Section 2.05 Company Financial Statements; No Undisclosed Liabilities.

 

(a) The audited consolidated financial statements (including any related notes thereto) representing the financial condition of Company as of December 31, 2018 and December 31, 2017 and the unaudited financial statements (including the notes thereto) representing the financial condition of Company as of September 30, 2019 (collectively, the “Company Financials”), including any available quarterly financial statements (including any related notes thereto), (i) were prepared in accordance with United States generally accepted accounting principles (“GAAP”) applied on a consistent basis throughout the periods involved (except as may be indicated in the notes thereto), (ii) fairly presented the consolidated financial position of Company and its Subsidiaries as at the respective dates thereof and the consolidated results of its operations and cash flows for the periods indicated, except that the unaudited interim financial statements were or are subject to normal and recurring year-end adjustments which were not, or are not expected to be, material in amount, and (iii) are consistent with, and have been prepared from, the books and records of Company.  The balance sheet of Company as of September 30, 2019 is hereinafter referred to as the “Company Balance Sheet.” Notwithstanding the foregoing, unaudited financial statements are subject to normal recurring year-end adjustments (the effect of which will not, individual or in the aggregate, be material) and the absence of footnotes.

Provided data

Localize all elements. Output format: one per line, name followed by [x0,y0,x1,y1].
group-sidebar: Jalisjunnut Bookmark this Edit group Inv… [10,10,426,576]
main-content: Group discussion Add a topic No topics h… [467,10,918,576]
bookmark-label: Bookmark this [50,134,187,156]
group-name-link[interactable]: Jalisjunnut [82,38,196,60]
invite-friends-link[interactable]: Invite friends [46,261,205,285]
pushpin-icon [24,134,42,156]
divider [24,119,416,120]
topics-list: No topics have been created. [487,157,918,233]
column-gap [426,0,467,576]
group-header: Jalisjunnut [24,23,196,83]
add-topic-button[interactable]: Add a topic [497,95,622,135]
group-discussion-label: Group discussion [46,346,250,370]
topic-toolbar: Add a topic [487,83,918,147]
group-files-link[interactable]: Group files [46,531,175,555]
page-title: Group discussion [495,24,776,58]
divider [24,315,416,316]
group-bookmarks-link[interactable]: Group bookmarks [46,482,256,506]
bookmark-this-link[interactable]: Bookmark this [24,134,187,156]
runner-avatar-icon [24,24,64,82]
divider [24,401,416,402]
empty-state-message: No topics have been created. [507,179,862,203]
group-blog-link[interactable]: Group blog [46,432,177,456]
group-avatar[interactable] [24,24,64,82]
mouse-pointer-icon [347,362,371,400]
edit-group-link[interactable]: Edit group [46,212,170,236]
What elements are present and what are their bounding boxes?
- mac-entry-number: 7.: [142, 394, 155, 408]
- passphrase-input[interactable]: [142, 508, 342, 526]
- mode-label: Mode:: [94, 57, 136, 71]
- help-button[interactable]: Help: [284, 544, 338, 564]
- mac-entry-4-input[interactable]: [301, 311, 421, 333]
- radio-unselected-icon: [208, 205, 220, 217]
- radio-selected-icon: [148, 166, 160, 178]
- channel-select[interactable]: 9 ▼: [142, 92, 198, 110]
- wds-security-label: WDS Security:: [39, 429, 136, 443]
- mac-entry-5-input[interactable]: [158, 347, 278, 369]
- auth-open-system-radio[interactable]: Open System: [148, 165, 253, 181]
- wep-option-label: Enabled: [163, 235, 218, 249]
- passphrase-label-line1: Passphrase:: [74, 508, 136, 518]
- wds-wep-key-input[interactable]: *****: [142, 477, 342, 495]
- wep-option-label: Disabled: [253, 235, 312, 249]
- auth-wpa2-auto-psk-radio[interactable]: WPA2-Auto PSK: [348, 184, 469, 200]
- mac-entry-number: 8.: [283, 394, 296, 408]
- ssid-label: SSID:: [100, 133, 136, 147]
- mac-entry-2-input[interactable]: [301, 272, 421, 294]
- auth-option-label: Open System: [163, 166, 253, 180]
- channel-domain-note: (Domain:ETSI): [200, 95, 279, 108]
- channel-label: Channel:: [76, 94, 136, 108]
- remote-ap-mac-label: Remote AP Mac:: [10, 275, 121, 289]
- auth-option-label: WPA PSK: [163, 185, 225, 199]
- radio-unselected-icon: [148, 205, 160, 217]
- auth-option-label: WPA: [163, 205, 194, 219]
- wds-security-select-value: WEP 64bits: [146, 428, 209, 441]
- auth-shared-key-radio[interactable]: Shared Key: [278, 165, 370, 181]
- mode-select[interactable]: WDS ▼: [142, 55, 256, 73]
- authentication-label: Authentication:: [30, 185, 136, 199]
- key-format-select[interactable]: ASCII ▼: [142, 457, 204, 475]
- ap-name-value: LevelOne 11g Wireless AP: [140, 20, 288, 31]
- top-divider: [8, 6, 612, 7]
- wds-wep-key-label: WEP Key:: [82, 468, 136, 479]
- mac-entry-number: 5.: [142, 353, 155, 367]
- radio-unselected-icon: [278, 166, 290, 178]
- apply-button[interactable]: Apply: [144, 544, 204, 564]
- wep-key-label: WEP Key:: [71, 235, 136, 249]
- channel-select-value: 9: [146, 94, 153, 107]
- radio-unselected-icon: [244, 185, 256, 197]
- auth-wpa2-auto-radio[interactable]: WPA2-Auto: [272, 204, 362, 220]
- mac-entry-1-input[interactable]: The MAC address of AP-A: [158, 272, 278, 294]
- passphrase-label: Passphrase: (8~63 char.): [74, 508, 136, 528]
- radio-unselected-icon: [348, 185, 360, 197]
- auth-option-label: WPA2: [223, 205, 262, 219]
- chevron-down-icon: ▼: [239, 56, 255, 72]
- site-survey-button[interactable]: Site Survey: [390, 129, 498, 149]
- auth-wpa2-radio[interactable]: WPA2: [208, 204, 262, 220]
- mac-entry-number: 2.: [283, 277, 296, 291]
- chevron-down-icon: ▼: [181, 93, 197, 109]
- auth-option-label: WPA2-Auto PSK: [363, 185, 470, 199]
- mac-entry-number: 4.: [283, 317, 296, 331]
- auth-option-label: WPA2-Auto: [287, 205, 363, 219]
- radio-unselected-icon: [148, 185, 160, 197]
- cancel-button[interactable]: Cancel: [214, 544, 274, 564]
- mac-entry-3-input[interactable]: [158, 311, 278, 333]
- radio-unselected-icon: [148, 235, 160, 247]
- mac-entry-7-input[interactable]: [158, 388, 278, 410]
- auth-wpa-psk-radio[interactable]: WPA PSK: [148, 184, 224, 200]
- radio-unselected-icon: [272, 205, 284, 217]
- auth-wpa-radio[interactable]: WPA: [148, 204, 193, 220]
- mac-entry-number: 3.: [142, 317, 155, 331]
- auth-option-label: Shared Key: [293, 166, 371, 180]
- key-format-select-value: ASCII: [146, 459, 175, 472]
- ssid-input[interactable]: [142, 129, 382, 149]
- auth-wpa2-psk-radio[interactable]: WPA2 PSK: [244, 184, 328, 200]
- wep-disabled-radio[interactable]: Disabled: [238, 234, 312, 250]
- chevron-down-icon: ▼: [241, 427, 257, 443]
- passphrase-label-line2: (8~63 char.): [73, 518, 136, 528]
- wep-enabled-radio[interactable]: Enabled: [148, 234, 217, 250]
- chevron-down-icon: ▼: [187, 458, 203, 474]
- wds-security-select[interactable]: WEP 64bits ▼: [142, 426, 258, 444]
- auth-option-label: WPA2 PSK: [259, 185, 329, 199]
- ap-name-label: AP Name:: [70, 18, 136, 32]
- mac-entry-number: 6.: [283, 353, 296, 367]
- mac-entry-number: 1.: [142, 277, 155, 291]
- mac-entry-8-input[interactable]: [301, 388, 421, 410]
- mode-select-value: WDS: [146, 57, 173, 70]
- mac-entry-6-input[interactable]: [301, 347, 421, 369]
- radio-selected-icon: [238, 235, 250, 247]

How to complete this task
Give every defined term that the financial statements section introduces in quotation marks.

Solved exercise
Company Financials
GAAP
Company Balance Sheet